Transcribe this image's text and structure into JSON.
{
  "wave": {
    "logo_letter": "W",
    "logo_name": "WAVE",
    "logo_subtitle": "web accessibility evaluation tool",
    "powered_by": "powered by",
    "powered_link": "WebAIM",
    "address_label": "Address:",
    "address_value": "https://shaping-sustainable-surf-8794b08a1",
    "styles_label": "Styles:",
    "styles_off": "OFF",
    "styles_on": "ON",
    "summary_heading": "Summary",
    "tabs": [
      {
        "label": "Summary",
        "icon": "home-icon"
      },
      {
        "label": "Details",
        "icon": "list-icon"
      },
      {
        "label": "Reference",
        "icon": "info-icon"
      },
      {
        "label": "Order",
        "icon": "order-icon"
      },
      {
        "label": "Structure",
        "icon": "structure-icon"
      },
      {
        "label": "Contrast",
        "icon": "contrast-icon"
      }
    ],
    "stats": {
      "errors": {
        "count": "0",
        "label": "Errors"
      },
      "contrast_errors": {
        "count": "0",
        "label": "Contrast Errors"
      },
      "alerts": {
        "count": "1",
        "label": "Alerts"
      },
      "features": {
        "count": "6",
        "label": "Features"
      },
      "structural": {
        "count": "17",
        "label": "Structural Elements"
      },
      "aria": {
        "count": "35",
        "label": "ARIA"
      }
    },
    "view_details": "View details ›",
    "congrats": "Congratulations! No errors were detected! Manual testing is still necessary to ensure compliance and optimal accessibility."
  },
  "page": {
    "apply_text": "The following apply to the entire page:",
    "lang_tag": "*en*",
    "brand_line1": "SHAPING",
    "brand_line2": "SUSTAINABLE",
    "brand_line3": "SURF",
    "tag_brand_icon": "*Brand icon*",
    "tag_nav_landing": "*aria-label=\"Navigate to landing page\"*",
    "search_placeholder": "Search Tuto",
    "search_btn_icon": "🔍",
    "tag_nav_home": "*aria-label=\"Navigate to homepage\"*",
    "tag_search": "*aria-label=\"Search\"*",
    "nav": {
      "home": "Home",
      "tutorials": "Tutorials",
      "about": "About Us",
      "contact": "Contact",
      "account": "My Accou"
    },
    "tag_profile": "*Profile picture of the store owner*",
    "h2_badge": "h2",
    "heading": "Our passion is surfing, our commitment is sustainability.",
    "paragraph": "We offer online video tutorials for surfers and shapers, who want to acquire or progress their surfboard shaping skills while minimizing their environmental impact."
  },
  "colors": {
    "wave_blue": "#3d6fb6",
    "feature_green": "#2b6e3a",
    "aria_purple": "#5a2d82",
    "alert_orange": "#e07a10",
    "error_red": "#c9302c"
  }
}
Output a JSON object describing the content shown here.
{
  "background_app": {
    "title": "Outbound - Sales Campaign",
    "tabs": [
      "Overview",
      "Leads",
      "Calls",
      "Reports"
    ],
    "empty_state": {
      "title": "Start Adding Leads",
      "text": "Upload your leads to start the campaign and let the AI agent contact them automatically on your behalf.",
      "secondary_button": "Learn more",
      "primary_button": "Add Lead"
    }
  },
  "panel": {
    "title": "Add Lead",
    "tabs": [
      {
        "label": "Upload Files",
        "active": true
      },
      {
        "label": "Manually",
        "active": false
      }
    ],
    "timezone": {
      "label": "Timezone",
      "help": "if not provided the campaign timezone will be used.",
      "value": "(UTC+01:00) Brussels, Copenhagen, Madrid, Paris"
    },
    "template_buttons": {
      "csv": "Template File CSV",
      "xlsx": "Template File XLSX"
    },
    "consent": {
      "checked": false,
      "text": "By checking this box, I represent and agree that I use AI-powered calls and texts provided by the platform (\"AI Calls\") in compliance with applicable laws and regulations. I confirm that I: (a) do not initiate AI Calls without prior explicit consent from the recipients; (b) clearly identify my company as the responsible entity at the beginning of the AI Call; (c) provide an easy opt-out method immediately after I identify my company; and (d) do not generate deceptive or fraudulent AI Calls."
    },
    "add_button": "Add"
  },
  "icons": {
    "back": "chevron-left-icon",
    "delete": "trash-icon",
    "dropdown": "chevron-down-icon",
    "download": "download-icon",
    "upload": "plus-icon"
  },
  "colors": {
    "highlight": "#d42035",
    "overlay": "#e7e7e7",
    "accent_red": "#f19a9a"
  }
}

---

#### [YOUR INSTRUCTIONS]
Give all of the entries again, word for word.

#### [WRITTEN RESPONSE]
Transcribe this image's text and structure into JSON.
{
  "wave": {
    "logo_letter": "W",
    "logo_name": "WAVE",
    "logo_subtitle": "web accessibility evaluation tool",
    "powered_by": "powered by",
    "powered_link": "WebAIM",
    "address_label": "Address:",
    "address_value": "https://shaping-sustainable-surf-8794b08a1",
    "styles_label": "Styles:",
    "styles_off": "OFF",
    "styles_on": "ON",
    "summary_heading": "Summary",
    "tabs": [
      {
        "label": "Summary",
        "icon": "home-icon"
      },
      {
        "label": "Details",
        "icon": "list-icon"
      },
      {
        "label": "Reference",
        "icon": "info-icon"
      },
      {
        "label": "Order",
        "icon": "order-icon"
      },
      {
        "label": "Structure",
        "icon": "structure-icon"
      },
      {
        "label": "Contrast",
        "icon": "contrast-icon"
      }
    ],
    "stats": {
      "errors": {
        "count": "0",
        "label": "Errors"
      },
      "contrast_errors": {
        "count": "0",
        "label": "Contrast Errors"
      },
      "alerts": {
        "count": "1",
        "label": "Alerts"
      },
      "features": {
        "count": "6",
        "label": "Features"
      },
      "structural": {
        "count": "17",
        "label": "Structural Elements"
      },
      "aria": {
        "count": "35",
        "label": "ARIA"
      }
    },
    "view_details": "View details ›",
    "congrats": "Congratulations! No errors were detected! Manual testing is still necessary to ensure compliance and optimal accessibility."
  },
  "page": {
    "apply_text": "The following apply to the entire page:",
    "lang_tag": "*en*",
    "brand_line1": "SHAPING",
    "brand_line2": "SUSTAINABLE",
    "brand_line3": "SURF",
    "tag_brand_icon": "*Brand icon*",
    "tag_nav_landing": "*aria-label=\"Navigate to landing page\"*",
    "search_placeholder": "Search Tuto",
    "search_btn_icon": "🔍",
    "tag_nav_home": "*aria-label=\"Navigate to homepage\"*",
    "tag_search": "*aria-label=\"Search\"*",
    "nav": {
      "home": "Home",
      "tutorials": "Tutorials",
      "about": "About Us",
      "contact": "Contact",
      "account": "My Accou"
    },
    "tag_profile": "*Profile picture of the store owner*",
    "h2_badge": "h2",
    "heading": "Our passion is surfing, our commitment is sustainability.",
    "paragraph": "We offer online video tutorials for surfers and shapers, who want to acquire or progress their surfboard shaping skills while minimizing their environmental impact."
  },
  "colors": {
    "wave_blue": "#3d6fb6",
    "feature_green": "#2b6e3a",
    "aria_purple": "#5a2d82",
    "alert_orange": "#e07a10",
    "error_red": "#c9302c"
  }
}
Output a JSON object describing the content shown here.
{
  "background_app": {
    "title": "Outbound - Sales Campaign",
    "tabs": [
      "Overview",
      "Leads",
      "Calls",
      "Reports"
    ],
    "empty_state": {
      "title": "Start Adding Leads",
      "text": "Upload your leads to start the campaign and let the AI agent contact them automatically on your behalf.",
      "secondary_button": "Learn more",
      "primary_button": "Add Lead"
    }
  },
  "panel": {
    "title": "Add Lead",
    "tabs": [
      {
        "label": "Upload Files",
        "active": true
      },
      {
        "label": "Manually",
        "active": false
      }
    ],
    "timezone": {
      "label": "Timezone",
      "help": "if not provided the campaign timezone will be used.",
      "value": "(UTC+01:00) Brussels, Copenhagen, Madrid, Paris"
    },
    "template_buttons": {
      "csv": "Template File CSV",
      "xlsx": "Template File XLSX"
    },
    "consent": {
      "checked": false,
      "text": "By checking this box, I represent and agree that I use AI-powered calls and texts provided by the platform (\"AI Calls\") in compliance with applicable laws and regulations. I confirm that I: (a) do not initiate AI Calls without prior explicit consent from the recipients; (b) clearly identify my company as the responsible entity at the beginning of the AI Call; (c) provide an easy opt-out method immediately after I identify my company; and (d) do not generate deceptive or fraudulent AI Calls."
    },
    "add_button": "Add"
  },
  "icons": {
    "back": "chevron-left-icon",
    "delete": "trash-icon",
    "dropdown": "chevron-down-icon",
    "download": "download-icon",
    "upload": "plus-icon"
  },
  "colors": {
    "highlight": "#d42035",
    "overlay": "#e7e7e7",
    "accent_red": "#f19a9a"
  }
}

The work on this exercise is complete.